[Data extracted from a collection]

"""

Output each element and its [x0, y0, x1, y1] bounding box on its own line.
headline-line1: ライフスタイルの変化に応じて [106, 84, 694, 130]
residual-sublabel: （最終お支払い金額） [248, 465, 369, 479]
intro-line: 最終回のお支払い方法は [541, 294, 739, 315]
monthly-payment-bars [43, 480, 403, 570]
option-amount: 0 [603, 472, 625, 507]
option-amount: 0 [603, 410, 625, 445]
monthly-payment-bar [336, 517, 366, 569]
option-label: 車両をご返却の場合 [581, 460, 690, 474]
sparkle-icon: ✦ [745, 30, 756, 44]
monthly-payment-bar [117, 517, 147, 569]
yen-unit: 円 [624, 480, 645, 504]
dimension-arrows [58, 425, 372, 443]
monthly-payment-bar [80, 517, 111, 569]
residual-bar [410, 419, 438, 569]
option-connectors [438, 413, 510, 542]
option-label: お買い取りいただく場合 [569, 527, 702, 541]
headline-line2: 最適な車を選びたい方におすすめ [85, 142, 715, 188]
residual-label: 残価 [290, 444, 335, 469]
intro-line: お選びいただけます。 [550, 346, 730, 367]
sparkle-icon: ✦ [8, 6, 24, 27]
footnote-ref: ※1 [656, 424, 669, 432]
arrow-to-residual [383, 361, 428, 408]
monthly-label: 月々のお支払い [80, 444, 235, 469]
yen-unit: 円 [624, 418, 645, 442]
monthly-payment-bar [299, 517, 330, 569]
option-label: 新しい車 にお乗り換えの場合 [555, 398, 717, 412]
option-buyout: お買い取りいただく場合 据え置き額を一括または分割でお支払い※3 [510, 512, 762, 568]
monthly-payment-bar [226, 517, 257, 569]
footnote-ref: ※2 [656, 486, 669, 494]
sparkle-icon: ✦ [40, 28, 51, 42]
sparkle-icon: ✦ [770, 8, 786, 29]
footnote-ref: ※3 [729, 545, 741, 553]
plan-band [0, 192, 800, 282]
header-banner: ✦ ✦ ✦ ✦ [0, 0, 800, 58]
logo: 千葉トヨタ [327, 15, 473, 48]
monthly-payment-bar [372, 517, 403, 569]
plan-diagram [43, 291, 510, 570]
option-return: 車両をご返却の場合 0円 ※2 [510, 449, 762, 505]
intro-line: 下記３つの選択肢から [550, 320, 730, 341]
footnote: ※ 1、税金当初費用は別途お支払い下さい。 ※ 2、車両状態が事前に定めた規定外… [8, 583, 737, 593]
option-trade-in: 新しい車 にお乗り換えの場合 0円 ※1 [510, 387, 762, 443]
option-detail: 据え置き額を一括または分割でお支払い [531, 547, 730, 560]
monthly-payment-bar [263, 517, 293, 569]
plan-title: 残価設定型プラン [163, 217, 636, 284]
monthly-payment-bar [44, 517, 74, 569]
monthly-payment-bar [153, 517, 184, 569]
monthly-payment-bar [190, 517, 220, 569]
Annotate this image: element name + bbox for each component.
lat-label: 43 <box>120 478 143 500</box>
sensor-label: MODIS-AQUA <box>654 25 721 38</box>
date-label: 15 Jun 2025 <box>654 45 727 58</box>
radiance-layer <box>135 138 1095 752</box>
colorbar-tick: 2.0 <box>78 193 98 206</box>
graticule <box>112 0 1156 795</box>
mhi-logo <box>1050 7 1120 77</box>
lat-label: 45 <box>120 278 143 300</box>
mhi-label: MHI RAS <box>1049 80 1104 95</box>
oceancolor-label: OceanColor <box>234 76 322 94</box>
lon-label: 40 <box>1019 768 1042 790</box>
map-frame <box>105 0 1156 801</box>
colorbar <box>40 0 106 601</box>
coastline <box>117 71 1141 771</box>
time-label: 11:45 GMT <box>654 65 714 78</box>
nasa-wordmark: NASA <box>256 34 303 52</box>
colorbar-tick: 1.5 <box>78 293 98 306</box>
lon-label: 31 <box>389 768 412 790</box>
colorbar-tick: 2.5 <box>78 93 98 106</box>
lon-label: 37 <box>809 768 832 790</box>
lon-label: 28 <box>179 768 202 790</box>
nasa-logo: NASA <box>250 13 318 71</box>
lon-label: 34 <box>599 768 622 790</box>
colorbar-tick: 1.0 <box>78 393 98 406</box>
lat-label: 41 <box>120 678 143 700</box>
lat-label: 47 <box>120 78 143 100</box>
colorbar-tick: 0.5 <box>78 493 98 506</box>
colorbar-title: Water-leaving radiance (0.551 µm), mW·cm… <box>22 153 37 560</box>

"""

- **What is needed**:
Rewrite the stretch of the records from the start through the line containing "yen-unit: 円 [624, 418, 645, 442]", putting "star-icon" wherever "sparkle-icon" appears and keeping everything else the same.

- **Solution**:
Output each element and its [x0, y0, x1, y1] bounding box on its own line.
headline-line1: ライフスタイルの変化に応じて [106, 84, 694, 130]
residual-sublabel: （最終お支払い金額） [248, 465, 369, 479]
intro-line: 最終回のお支払い方法は [541, 294, 739, 315]
monthly-payment-bars [43, 480, 403, 570]
option-amount: 0 [603, 472, 625, 507]
option-amount: 0 [603, 410, 625, 445]
monthly-payment-bar [336, 517, 366, 569]
option-label: 車両をご返却の場合 [581, 460, 690, 474]
star-icon: ✦ [745, 30, 756, 44]
monthly-payment-bar [117, 517, 147, 569]
yen-unit: 円 [624, 480, 645, 504]
dimension-arrows [58, 425, 372, 443]
monthly-payment-bar [80, 517, 111, 569]
residual-bar [410, 419, 438, 569]
option-connectors [438, 413, 510, 542]
option-label: お買い取りいただく場合 [569, 527, 702, 541]
headline-line2: 最適な車を選びたい方におすすめ [85, 142, 715, 188]
residual-label: 残価 [290, 444, 335, 469]
intro-line: お選びいただけます。 [550, 346, 730, 367]
star-icon: ✦ [8, 6, 24, 27]
footnote-ref: ※1 [656, 424, 669, 432]
arrow-to-residual [383, 361, 428, 408]
monthly-label: 月々のお支払い [80, 444, 235, 469]
yen-unit: 円 [624, 418, 645, 442]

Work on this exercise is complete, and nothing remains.